DO THIS: Every line below is to be quoted exactly, with nothing added or dropped.

---*---

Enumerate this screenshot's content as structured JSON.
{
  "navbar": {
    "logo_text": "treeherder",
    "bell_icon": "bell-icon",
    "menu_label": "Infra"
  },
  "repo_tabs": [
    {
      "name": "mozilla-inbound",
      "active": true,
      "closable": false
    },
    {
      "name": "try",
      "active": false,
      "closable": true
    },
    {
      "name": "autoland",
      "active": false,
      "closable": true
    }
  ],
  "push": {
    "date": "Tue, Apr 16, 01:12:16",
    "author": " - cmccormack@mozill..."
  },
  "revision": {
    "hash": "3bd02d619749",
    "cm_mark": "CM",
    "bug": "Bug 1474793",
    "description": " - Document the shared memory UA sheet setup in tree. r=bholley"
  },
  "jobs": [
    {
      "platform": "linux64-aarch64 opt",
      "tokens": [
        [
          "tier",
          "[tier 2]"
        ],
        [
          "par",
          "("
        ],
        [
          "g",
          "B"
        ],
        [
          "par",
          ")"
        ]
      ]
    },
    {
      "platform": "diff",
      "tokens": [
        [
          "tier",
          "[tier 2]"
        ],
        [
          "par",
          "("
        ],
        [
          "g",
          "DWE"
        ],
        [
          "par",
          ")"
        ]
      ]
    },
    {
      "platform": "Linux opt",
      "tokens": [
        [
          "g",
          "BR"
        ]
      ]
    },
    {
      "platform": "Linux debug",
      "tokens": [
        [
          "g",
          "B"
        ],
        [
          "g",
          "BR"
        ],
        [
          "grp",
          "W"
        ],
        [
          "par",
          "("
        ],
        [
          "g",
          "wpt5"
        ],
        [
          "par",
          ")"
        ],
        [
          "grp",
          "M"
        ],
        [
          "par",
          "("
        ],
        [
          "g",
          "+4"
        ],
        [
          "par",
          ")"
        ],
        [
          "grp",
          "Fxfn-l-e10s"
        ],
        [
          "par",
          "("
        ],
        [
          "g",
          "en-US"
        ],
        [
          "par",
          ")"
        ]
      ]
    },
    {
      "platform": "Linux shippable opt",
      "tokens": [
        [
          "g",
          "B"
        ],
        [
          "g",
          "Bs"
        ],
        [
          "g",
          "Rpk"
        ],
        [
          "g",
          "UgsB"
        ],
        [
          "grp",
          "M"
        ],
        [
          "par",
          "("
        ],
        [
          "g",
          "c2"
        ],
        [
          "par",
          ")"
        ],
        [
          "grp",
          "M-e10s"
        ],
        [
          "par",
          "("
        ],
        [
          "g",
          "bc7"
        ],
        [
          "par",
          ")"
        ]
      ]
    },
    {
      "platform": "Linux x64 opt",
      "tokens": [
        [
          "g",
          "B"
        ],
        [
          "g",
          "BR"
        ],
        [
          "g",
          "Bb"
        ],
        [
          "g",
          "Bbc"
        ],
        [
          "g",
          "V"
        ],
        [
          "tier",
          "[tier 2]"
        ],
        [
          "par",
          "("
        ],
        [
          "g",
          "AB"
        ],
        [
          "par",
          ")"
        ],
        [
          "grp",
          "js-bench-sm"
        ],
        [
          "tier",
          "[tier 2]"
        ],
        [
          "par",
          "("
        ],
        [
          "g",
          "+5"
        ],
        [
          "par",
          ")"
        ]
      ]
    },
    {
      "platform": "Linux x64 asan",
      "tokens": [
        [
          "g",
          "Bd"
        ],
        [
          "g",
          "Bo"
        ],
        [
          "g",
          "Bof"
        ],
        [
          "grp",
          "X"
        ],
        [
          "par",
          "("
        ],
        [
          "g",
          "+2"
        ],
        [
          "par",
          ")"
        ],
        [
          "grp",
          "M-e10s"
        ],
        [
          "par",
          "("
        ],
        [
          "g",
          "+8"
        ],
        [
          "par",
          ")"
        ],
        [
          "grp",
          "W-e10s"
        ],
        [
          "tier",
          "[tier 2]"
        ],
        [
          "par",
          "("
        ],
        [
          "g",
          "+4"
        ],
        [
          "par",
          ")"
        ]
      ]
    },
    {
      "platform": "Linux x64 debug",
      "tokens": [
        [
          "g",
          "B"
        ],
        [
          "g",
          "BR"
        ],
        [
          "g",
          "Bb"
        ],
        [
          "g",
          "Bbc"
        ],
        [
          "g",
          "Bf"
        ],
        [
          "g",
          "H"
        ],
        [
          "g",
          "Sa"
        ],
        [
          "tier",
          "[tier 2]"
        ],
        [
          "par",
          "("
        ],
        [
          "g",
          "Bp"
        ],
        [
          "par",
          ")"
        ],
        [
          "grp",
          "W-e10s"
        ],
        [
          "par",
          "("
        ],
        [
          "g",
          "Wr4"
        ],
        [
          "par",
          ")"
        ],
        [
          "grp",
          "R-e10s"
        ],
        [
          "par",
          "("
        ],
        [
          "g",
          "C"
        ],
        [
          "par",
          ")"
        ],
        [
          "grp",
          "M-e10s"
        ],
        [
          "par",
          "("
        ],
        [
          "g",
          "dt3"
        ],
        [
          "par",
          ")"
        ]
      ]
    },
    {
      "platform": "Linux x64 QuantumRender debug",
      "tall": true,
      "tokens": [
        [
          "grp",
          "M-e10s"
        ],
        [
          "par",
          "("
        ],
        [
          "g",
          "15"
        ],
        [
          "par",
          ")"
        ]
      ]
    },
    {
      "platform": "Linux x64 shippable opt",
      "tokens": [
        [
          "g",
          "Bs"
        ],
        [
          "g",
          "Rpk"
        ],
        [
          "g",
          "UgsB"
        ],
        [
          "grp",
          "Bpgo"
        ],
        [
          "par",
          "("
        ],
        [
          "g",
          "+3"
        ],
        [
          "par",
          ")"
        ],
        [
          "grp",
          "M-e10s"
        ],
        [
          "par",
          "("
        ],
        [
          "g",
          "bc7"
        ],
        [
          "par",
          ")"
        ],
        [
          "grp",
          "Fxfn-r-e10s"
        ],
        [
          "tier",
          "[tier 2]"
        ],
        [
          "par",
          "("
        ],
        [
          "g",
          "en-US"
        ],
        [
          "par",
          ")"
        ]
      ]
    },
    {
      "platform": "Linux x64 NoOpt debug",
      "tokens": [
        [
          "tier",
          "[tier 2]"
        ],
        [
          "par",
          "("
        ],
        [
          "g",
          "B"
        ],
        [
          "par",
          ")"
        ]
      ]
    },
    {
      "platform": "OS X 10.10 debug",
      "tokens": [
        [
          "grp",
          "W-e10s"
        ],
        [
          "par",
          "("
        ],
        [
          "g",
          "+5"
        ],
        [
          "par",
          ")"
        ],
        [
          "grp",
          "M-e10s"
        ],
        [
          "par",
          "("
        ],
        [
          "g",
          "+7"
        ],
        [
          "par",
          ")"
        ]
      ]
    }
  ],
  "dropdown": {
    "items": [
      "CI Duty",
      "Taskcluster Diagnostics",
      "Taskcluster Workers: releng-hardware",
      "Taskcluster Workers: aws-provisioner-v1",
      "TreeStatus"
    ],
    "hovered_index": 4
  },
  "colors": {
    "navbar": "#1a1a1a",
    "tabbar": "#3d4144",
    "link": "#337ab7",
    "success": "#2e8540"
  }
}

---*---

WRITTEN REPLY:
Enumerate this screenshot's content as structured JSON.
{
  "navbar": {
    "logo_text": "treeherder",
    "bell_icon": "bell-icon",
    "menu_label": "Infra"
  },
  "repo_tabs": [
    {
      "name": "mozilla-inbound",
      "active": true,
      "closable": false
    },
    {
      "name": "try",
      "active": false,
      "closable": true
    },
    {
      "name": "autoland",
      "active": false,
      "closable": true
    }
  ],
  "push": {
    "date": "Tue, Apr 16, 01:12:16",
    "author": " - cmccormack@mozill..."
  },
  "revision": {
    "hash": "3bd02d619749",
    "cm_mark": "CM",
    "bug": "Bug 1474793",
    "description": " - Document the shared memory UA sheet setup in tree. r=bholley"
  },
  "jobs": [
    {
      "platform": "linux64-aarch64 opt",
      "tokens": [
        [
          "tier",
          "[tier 2]"
        ],
        [
          "par",
          "("
        ],
        [
          "g",
          "B"
        ],
        [
          "par",
          ")"
        ]
      ]
    },
    {
      "platform": "diff",
      "tokens": [
        [
          "tier",
          "[tier 2]"
        ],
        [
          "par",
          "("
        ],
        [
          "g",
          "DWE"
        ],
        [
          "par",
          ")"
        ]
      ]
    },
    {
      "platform": "Linux opt",
      "tokens": [
        [
          "g",
          "BR"
        ]
      ]
    },
    {
      "platform": "Linux debug",
      "tokens": [
        [
          "g",
          "B"
        ],
        [
          "g",
          "BR"
        ],
        [
          "grp",
          "W"
        ],
        [
          "par",
          "("
        ],
        [
          "g",
          "wpt5"
        ],
        [
          "par",
          ")"
        ],
        [
          "grp",
          "M"
        ],
        [
          "par",
          "("
        ],
        [
          "g",
          "+4"
        ],
        [
          "par",
          ")"
        ],
        [
          "grp",
          "Fxfn-l-e10s"
        ],
        [
          "par",
          "("
        ],
        [
          "g",
          "en-US"
        ],
        [
          "par",
          ")"
        ]
      ]
    },
    {
      "platform": "Linux shippable opt",
      "tokens": [
        [
          "g",
          "B"
        ],
        [
          "g",
          "Bs"
        ],
        [
          "g",
          "Rpk"
        ],
        [
          "g",
          "UgsB"
        ],
        [
          "grp",
          "M"
        ],
        [
          "par",
          "("
        ],
        [
          "g",
          "c2"
        ],
        [
          "par",
          ")"
        ],
        [
          "grp",
          "M-e10s"
        ],
        [
          "par",
          "("
        ],
        [
          "g",
          "bc7"
        ],
        [
          "par",
          ")"
        ]
      ]
    },
    {
      "platform": "Linux x64 opt",
      "tokens": [
        [
          "g",
          "B"
        ],
        [
          "g",
          "BR"
        ],
        [
          "g",
          "Bb"
        ],
        [
          "g",
          "Bbc"
        ],
        [
          "g",
          "V"
        ],
        [
          "tier",
          "[tier 2]"
        ],
        [
          "par",
          "("
        ],
        [
          "g",
          "AB"
        ],
        [
          "par",
          ")"
        ],
        [
          "grp",
          "js-bench-sm"
        ],
        [
          "tier",
          "[tier 2]"
        ],
        [
          "par",
          "("
        ],
        [
          "g",
          "+5"
        ],
        [
          "par",
          ")"
        ]
      ]
    },
    {
      "platform": "Linux x64 asan",
      "tokens": [
        [
          "g",
          "Bd"
        ],
        [
          "g",
          "Bo"
        ],
        [
          "g",
          "Bof"
        ],
        [
          "grp",
          "X"
        ],
        [
          "par",
          "("
        ],
        [
          "g",
          "+2"
        ],
        [
          "par",
          ")"
        ],
        [
          "grp",
          "M-e10s"
        ],
        [
          "par",
          "("
        ],
        [
          "g",
          "+8"
        ],
        [
          "par",
          ")"
        ],
        [
          "grp",
          "W-e10s"
        ],
        [
          "tier",
          "[tier 2]"
        ],
        [
          "par",
          "("
        ],
        [
          "g",
          "+4"
        ],
        [
          "par",
          ")"
        ]
      ]
    },
    {
      "platform": "Linux x64 debug",
      "tokens": [
        [
          "g",
          "B"
        ],
        [
          "g",
          "BR"
        ],
        [
          "g",
          "Bb"
        ],
        [
          "g",
          "Bbc"
        ],
        [
          "g",
          "Bf"
        ],
        [
          "g",
          "H"
        ],
        [
          "g",
          "Sa"
        ],
        [
          "tier",
          "[tier 2]"
        ],
        [
          "par",
          "("
        ],
        [
          "g",
          "Bp"
        ],
        [
          "par",
          ")"
        ],
        [
          "grp",
          "W-e10s"
        ],
        [
          "par",
          "("
        ],
        [
          "g",
          "Wr4"
        ],
        [
          "par",
          ")"
        ],
        [
          "grp",
          "R-e10s"
        ],
        [
          "par",
          "("
        ],
        [
          "g",
          "C"
        ],
        [
          "par",
          ")"
        ],
        [
          "grp",
          "M-e10s"
        ],
        [
          "par",
          "("
        ],
        [
          "g",
          "dt3"
        ],
        [
          "par",
          ")"
        ]
      ]
    },
    {
      "platform": "Linux x64 QuantumRender debug",
      "tall": true,
      "tokens": [
        [
          "grp",
          "M-e10s"
        ],
        [
          "par",
          "("
        ],
        [
          "g",
          "15"
        ],
        [
          "par",
          ")"
        ]
      ]
    },
    {
      "platform": "Linux x64 shippable opt",
      "tokens": [
        [
          "g",
          "Bs"
        ],
        [
          "g",
          "Rpk"
        ],
        [
          "g",
          "UgsB"
        ],
        [
          "grp",
          "Bpgo"
        ],
        [
          "par",
          "("
        ],
        [
          "g",
          "+3"
        ],
        [
          "par",
          ")"
        ],
        [
          "grp",
          "M-e10s"
        ],
        [
          "par",
          "("
        ],
        [
          "g",
          "bc7"
        ],
        [
          "par",
          ")"
        ],
        [
          "grp",
          "Fxfn-r-e10s"
        ],
        [
          "tier",
          "[tier 2]"
        ],
        [
          "par",
          "("
        ],
        [
          "g",
          "en-US"
        ],
        [
          "par",
          ")"
        ]
      ]
    },
    {
      "platform": "Linux x64 NoOpt debug",
      "tokens": [
        [
          "tier",
          "[tier 2]"
        ],
        [
          "par",
          "("
        ],
        [
          "g",
          "B"
        ],
        [
          "par",
          ")"
        ]
      ]
    },
    {
      "platform": "OS X 10.10 debug",
      "tokens": [
        [
          "grp",
          "W-e10s"
        ],
        [
          "par",
          "("
        ],
        [
          "g",
          "+5"
        ],
        [
          "par",
          ")"
        ],
        [
          "grp",
          "M-e10s"
        ],
        [
          "par",
          "("
        ],
        [
          "g",
          "+7"
        ],
        [
          "par",
          ")"
        ]
      ]
    }
  ],
  "dropdown": {
    "items": [
      "CI Duty",
      "Taskcluster Diagnostics",
      "Taskcluster Workers: releng-hardware",
      "Taskcluster Workers: aws-provisioner-v1",
      "TreeStatus"
    ],
    "hovered_index": 4
  },
  "colors": {
    "navbar": "#1a1a1a",
    "tabbar": "#3d4144",
    "link": "#337ab7",
    "success": "#2e8540"
  }
}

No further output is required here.